= What is needed =
Go through the entries below and pick out every line with "Eurographics".
•••••
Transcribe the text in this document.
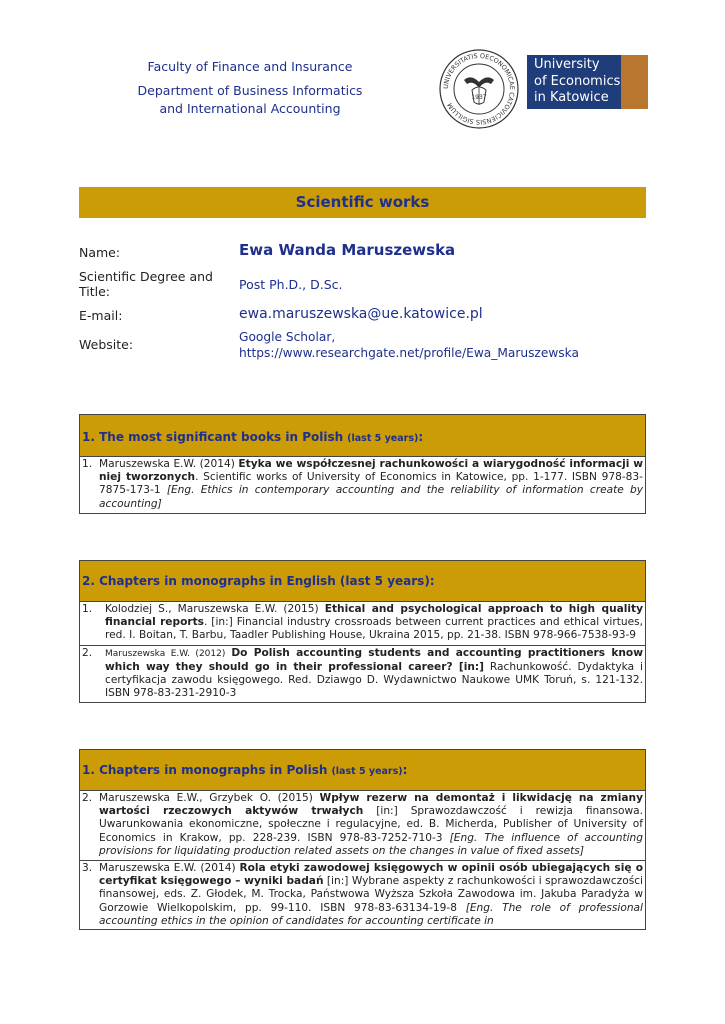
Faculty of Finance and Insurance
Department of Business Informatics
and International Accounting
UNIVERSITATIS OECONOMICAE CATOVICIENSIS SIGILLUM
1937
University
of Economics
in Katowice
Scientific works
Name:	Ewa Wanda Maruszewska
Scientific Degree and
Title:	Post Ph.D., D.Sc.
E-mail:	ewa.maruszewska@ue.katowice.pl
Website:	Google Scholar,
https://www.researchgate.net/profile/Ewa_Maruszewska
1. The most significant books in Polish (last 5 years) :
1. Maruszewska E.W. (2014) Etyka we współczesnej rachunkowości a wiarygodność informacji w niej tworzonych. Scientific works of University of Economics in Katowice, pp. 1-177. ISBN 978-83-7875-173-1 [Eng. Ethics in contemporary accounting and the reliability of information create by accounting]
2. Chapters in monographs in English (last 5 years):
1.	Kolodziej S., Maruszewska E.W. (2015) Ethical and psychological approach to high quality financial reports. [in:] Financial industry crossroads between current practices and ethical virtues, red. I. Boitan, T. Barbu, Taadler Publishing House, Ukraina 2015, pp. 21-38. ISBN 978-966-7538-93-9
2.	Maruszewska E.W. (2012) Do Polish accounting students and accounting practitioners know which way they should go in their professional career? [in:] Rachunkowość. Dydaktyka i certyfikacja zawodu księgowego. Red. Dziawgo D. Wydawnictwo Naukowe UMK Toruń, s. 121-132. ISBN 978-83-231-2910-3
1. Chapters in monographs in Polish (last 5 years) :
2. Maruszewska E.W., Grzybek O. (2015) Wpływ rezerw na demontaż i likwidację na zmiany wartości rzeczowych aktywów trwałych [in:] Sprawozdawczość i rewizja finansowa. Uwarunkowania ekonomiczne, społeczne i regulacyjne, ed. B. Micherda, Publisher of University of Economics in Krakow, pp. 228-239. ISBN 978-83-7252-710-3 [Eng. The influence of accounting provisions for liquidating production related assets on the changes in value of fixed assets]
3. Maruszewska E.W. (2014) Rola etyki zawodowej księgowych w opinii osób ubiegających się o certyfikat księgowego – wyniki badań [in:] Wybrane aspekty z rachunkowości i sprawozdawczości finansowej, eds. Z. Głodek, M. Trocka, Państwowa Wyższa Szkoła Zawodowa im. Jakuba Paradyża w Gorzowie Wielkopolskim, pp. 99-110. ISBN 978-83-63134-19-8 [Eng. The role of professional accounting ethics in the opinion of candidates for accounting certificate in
•••••
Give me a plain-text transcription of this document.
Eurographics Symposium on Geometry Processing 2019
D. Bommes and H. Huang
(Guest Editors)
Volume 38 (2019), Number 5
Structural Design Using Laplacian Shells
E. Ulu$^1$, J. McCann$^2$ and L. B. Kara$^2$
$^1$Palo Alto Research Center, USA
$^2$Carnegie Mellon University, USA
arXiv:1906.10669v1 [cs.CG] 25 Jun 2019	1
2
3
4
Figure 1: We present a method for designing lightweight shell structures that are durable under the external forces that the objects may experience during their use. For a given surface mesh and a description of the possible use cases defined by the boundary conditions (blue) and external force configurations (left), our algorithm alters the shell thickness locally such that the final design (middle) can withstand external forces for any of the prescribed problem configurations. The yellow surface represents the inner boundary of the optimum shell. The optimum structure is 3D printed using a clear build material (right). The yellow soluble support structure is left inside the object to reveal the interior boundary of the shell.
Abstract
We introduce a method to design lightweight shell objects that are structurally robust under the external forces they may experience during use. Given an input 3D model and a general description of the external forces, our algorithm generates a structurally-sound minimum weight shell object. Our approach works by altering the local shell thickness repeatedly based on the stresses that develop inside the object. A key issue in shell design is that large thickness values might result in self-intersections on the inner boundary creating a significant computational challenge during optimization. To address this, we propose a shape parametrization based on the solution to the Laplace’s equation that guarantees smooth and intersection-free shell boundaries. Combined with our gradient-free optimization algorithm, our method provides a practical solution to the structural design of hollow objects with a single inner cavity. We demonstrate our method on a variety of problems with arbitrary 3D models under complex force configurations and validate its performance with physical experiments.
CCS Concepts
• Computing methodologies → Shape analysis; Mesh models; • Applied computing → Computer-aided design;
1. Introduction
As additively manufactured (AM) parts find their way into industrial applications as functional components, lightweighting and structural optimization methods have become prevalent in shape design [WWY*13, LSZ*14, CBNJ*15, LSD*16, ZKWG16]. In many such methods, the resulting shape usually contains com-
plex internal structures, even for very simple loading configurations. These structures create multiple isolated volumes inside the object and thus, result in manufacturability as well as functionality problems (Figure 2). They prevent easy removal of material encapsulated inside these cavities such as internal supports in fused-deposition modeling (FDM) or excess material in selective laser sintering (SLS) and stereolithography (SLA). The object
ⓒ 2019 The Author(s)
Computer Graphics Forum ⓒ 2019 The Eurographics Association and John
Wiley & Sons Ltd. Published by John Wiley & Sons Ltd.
•••••
= The answer =
Eurographics Symposium on Geometry Processing 2019
Computer Graphics Forum ⓒ 2019 The Eurographics Association and John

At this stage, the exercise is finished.